> **Task brief**
Rewrite the stretch of the preprint listing from "Doublethink: identifying risk" through "J. Wilson (2023)", switching "risk factors" to "predictors".

> **Passage**
Unpublished Preprints
These papers have been, or are about to be, submitted for peer review.
Doublethink: identifying risk factors in UK Biobank with simultaneous Bayesian-frequentist model-averaged hypothesis testing.
Arning, N., Fryer H. and D. J. Wilson (2023)
PreprintAbstract: Big data analysis can uncover risk factors for diverse diseases in large cohorts. Yet the evidence that an outcome is associated with one variable often changes depending on which other variables are included in the model, because of correlation. Accounting for correlation is critical, and Bayesian model-averaging offers a systematic approach. However, epidemiology typically employs classical approaches, perhaps because of concerns that arbitrary choices of prior unduly influence results. Here we show that simultaneous Bayesian and frequentist discovery is possible via model-averaged hypothesis testing in large samples, for a family of priors. We produce interchangeable posterior odds and p-values that control the strong-sense familywise error rate. This arises because the model-averaged deviance follows a chi-squared distribution when large, under the null hypothesis. We implement this ‘Doublethink’ approach in R and apply it to discover risk factors for COVID-19 hospitalization in 2020 among 1,912 variables in UK Biobank. We find that risk factors are highly numerous, encompassing many, but not all, of those reported in the literature. Certain risk factors reported for COVID-19 hospitalization in UK Biobank, like diabetes and hypertension, lacked strong evidence for association after accounting for other variables, while other risk factors that have received less prominence, like mental health, were important. We discuss the potential for impact and limitations of joint Bayesian-frequentist inference, and the mutual insights afforded into the long-standing disagreements on statistical approaches to scientific discovery.

Stored data entries:
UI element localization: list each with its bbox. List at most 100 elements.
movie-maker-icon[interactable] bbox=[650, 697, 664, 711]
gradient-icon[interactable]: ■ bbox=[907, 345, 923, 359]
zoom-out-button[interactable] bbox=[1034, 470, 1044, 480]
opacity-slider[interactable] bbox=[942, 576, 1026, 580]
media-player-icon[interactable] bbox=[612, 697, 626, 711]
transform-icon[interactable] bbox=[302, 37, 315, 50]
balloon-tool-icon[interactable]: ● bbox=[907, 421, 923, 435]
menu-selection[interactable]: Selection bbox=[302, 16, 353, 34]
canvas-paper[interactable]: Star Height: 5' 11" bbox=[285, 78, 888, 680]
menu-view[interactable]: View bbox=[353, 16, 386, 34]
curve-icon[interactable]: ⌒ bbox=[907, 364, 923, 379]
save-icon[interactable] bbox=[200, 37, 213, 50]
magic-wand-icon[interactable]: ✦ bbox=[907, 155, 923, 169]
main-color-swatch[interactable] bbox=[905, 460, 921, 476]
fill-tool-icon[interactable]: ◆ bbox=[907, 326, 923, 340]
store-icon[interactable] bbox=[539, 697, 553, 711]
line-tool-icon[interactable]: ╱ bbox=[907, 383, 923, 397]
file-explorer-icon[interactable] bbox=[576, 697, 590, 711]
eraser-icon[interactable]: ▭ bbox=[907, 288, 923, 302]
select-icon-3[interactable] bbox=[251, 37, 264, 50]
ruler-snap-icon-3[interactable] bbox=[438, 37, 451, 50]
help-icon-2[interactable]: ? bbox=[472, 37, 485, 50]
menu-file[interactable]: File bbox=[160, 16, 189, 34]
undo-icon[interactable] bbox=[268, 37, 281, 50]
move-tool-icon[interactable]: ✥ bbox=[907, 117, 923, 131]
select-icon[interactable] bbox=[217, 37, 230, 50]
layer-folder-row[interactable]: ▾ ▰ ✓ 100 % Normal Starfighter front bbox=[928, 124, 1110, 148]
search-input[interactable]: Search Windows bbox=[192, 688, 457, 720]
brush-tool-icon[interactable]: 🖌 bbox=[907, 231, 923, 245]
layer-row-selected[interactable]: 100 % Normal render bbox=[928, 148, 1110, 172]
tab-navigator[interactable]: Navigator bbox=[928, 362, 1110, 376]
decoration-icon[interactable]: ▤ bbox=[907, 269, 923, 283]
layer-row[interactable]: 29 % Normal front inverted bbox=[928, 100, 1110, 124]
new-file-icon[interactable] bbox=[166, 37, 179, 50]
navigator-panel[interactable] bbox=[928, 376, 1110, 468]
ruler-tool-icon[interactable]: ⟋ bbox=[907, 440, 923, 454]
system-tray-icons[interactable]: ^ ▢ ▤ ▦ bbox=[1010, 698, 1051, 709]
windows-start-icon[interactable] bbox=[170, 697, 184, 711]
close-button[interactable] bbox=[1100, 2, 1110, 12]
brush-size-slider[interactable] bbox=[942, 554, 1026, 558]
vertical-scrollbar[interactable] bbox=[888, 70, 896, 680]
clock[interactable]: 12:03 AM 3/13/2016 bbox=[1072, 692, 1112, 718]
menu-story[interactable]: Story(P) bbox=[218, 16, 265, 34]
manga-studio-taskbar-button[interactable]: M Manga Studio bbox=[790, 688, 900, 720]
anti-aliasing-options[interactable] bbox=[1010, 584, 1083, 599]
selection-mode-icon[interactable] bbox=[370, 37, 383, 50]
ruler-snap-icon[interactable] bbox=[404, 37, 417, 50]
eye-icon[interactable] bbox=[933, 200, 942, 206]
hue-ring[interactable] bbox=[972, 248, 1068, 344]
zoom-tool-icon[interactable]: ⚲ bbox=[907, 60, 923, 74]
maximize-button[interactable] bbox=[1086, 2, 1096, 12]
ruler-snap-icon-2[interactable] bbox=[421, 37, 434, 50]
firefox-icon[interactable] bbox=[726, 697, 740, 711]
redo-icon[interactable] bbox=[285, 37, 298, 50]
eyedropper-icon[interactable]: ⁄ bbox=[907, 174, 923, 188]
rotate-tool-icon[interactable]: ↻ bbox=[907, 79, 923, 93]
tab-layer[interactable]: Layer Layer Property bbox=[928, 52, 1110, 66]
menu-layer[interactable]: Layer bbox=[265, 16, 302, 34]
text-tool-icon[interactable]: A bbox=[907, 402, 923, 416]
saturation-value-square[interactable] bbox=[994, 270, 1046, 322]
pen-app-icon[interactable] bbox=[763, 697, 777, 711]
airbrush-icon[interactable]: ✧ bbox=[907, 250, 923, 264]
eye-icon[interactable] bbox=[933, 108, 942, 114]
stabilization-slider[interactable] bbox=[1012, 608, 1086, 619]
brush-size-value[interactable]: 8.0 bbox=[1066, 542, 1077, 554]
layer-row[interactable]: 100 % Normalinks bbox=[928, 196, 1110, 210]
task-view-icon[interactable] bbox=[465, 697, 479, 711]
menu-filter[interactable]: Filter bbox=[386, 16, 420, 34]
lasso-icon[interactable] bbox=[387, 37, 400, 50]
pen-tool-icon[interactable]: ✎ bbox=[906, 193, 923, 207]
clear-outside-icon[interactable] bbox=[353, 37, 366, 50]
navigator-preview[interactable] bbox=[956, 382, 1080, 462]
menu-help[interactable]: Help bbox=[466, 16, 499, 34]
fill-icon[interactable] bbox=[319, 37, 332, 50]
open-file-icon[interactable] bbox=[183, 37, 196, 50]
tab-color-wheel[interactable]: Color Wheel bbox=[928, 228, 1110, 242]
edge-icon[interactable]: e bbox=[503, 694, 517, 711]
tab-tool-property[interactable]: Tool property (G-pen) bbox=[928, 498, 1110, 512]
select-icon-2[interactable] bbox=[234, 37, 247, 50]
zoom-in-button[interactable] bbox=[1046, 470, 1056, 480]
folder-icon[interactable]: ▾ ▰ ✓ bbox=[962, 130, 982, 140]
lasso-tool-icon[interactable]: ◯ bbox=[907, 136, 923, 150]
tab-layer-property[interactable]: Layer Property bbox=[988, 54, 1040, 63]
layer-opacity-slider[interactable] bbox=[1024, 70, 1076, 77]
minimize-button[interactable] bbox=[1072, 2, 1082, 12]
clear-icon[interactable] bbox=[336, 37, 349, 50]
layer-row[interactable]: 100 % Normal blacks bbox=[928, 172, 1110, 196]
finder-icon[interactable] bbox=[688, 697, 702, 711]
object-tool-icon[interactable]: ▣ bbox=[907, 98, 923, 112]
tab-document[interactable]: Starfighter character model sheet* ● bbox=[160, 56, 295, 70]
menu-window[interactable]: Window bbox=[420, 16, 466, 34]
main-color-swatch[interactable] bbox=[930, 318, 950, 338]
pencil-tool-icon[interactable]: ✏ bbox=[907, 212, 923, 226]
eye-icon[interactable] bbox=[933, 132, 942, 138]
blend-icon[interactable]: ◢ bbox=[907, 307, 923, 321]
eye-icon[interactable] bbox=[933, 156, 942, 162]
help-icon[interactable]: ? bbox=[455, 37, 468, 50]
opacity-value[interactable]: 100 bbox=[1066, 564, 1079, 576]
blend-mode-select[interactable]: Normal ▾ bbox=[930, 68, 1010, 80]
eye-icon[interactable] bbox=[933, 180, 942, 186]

> **Output of the task**
Doublethink: identifying predictors in UK Biobank with simultaneous Bayesian-frequentist model-averaged hypothesis testing.
Arning, N., Fryer H. and D. J. Wilson (2023)